Reading the listing below, count the lines that contain the word "screenshot" and give that count alone.

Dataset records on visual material
━━━

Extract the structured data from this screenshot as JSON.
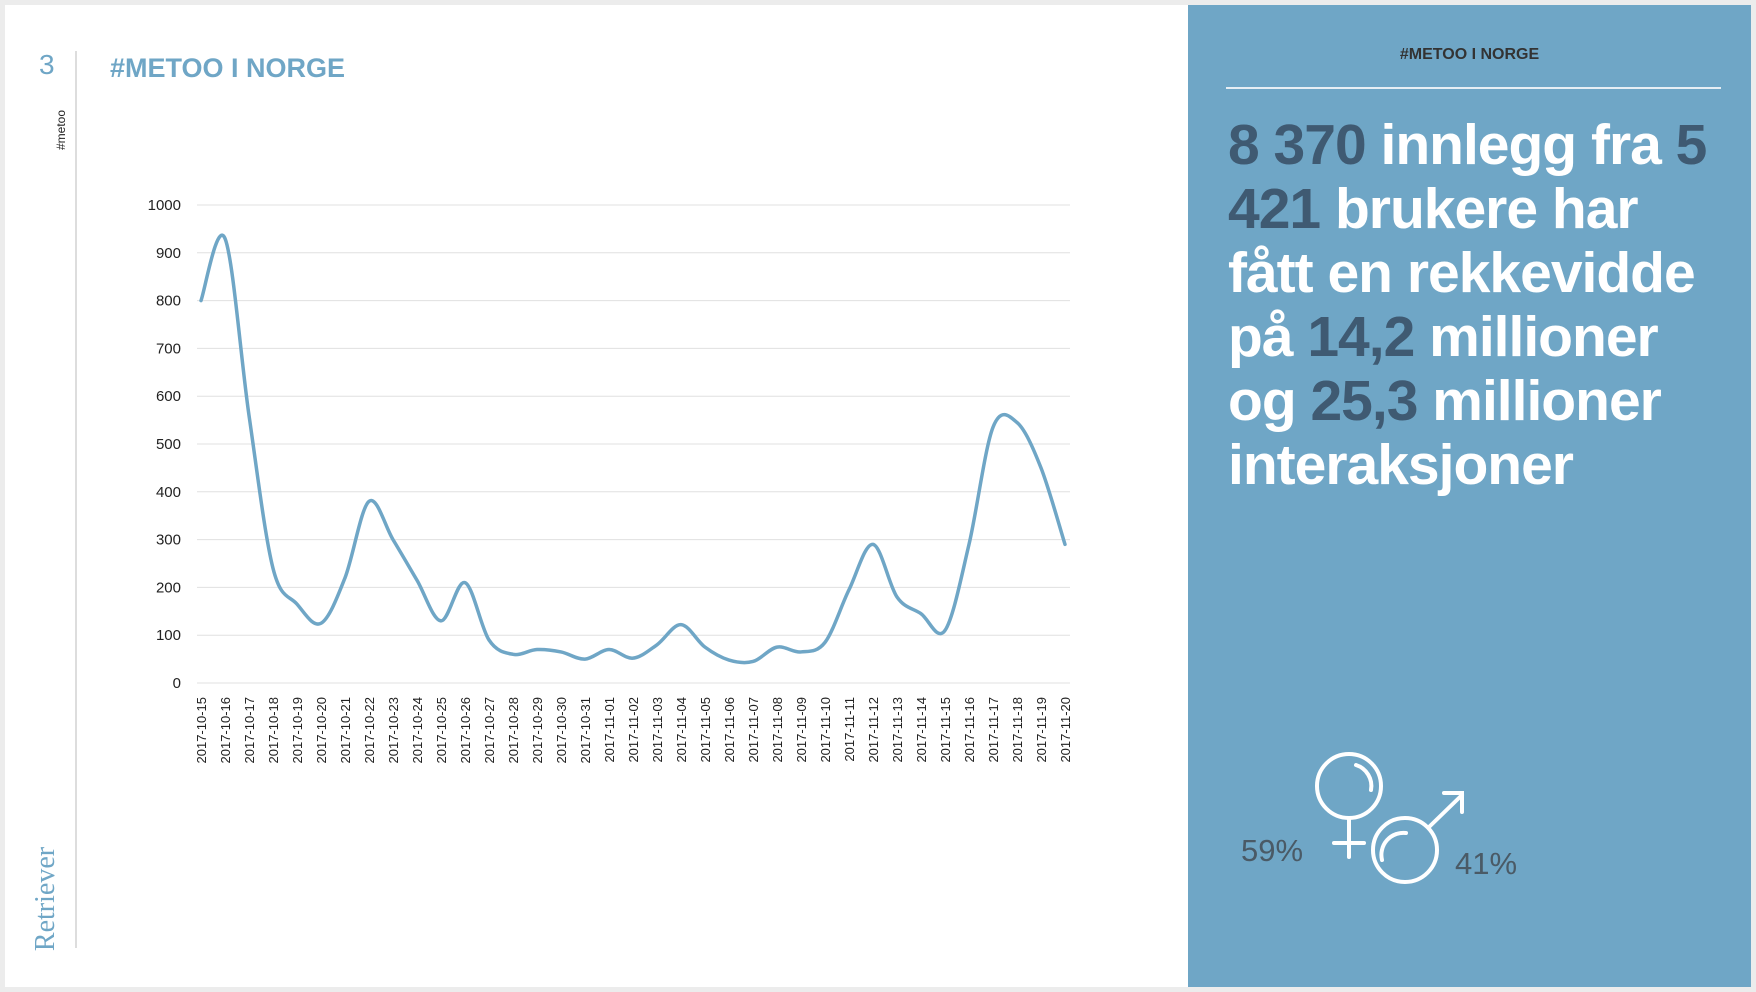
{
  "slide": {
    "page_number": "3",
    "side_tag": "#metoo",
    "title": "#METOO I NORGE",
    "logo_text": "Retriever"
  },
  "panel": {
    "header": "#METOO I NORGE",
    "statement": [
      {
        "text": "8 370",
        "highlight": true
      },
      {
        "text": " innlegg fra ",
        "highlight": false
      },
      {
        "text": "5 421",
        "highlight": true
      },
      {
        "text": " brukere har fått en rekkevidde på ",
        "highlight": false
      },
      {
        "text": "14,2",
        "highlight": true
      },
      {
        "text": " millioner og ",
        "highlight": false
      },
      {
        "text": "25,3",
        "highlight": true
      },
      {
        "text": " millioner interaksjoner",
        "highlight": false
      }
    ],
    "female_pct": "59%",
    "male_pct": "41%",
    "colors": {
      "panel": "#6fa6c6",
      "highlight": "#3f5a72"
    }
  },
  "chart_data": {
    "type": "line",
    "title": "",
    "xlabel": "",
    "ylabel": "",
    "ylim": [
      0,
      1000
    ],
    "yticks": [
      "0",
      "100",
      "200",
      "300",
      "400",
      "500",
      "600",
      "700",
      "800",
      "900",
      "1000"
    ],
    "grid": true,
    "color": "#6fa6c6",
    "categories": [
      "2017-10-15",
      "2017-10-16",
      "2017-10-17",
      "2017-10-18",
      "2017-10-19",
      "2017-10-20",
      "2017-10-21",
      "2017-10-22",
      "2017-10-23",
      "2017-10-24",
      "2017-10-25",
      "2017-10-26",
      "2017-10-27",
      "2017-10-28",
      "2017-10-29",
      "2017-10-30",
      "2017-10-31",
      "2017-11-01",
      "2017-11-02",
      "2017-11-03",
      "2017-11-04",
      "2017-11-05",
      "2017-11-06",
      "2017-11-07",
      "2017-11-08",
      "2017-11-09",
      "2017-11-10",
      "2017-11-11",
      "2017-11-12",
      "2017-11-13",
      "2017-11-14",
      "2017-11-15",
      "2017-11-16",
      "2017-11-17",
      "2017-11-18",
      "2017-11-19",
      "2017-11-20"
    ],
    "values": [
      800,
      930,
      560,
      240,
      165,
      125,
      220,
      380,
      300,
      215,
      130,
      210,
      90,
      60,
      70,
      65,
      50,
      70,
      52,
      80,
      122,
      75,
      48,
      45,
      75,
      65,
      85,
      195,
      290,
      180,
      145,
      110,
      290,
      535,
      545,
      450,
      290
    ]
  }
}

━━━

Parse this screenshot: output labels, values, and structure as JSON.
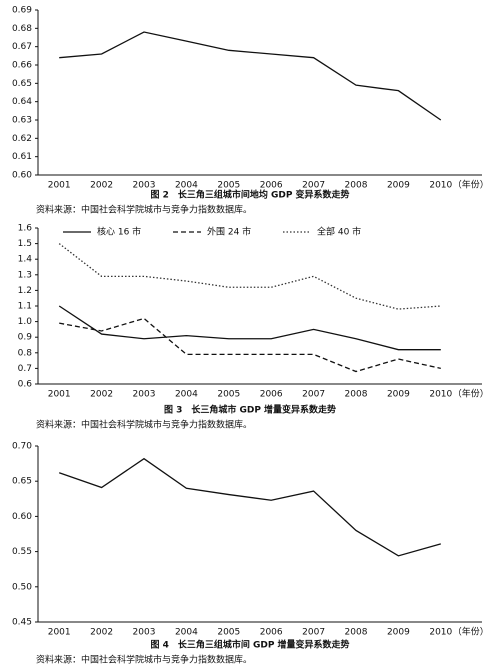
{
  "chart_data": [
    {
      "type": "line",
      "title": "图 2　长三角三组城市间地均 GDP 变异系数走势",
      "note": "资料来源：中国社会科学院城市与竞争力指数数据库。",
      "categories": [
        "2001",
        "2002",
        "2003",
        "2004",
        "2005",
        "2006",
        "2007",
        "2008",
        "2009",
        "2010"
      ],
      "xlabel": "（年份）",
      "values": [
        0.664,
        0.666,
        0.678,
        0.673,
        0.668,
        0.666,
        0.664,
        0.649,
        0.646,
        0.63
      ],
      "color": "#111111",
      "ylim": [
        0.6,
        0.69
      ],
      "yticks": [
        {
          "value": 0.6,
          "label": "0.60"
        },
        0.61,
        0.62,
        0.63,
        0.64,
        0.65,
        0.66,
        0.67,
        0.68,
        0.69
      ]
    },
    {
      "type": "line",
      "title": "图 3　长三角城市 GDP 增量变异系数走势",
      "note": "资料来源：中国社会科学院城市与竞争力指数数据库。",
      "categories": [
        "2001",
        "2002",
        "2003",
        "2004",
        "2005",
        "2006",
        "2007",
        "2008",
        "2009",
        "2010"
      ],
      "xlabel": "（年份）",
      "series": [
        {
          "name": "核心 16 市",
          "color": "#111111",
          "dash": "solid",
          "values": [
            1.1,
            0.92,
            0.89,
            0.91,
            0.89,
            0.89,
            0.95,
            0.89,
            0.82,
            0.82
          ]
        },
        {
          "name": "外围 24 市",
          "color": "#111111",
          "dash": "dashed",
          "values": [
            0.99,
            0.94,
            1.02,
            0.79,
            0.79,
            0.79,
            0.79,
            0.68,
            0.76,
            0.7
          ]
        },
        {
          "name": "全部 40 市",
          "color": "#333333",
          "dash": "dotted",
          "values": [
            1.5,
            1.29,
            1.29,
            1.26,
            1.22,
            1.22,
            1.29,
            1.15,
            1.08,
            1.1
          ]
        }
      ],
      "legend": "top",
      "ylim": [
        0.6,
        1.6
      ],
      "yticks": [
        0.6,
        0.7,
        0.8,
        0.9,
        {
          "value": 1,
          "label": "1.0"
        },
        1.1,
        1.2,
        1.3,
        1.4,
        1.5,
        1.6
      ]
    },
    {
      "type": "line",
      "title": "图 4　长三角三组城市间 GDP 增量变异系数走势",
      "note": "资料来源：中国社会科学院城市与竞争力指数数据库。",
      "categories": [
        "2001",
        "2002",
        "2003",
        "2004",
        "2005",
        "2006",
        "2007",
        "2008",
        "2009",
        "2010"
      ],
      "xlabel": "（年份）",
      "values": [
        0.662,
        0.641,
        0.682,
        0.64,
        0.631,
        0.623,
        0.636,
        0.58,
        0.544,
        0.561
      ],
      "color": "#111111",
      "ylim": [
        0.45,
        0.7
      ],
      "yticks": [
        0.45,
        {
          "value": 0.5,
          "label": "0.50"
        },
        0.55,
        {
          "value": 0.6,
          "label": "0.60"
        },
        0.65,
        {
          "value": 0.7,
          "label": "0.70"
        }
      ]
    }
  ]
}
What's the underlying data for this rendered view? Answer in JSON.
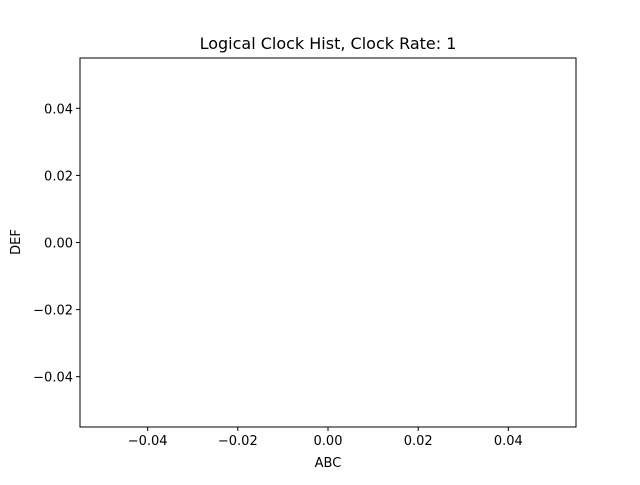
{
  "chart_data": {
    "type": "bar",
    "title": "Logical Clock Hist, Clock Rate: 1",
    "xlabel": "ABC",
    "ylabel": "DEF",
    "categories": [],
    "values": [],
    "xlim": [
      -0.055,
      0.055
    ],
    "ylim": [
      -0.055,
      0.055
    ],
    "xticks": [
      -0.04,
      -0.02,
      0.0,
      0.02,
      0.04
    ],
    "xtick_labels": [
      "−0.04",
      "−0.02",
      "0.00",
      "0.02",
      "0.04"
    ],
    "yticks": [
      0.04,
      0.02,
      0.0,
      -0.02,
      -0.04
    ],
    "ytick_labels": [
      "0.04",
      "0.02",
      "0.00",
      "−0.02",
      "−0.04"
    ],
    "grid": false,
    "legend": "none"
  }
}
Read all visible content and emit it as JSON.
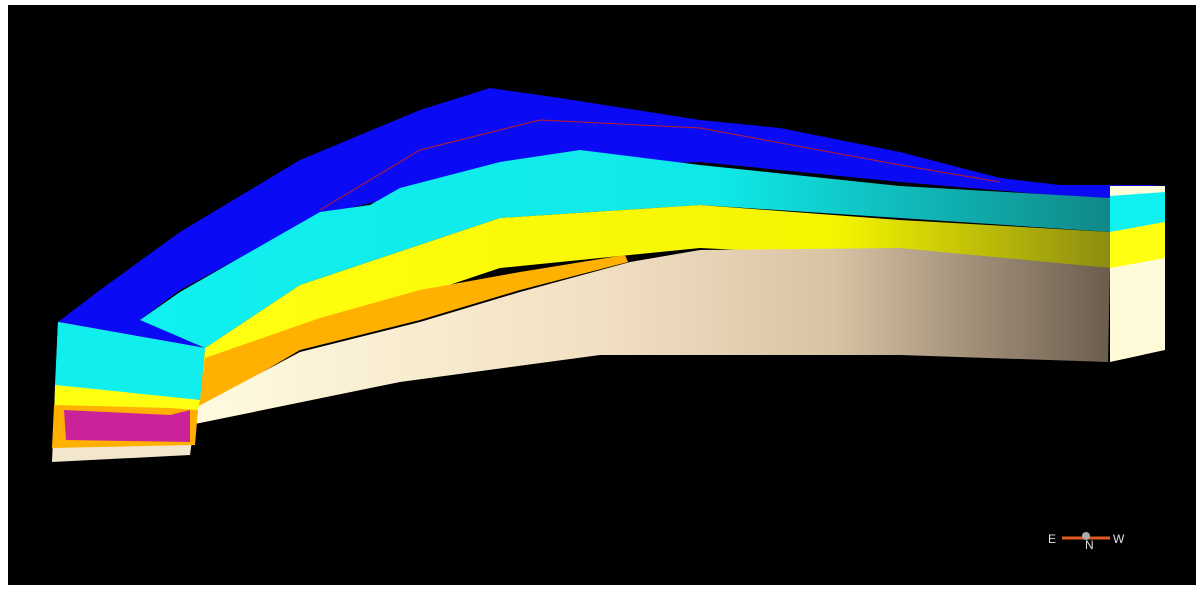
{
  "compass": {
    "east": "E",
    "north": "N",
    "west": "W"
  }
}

━━━

Response to this task:
2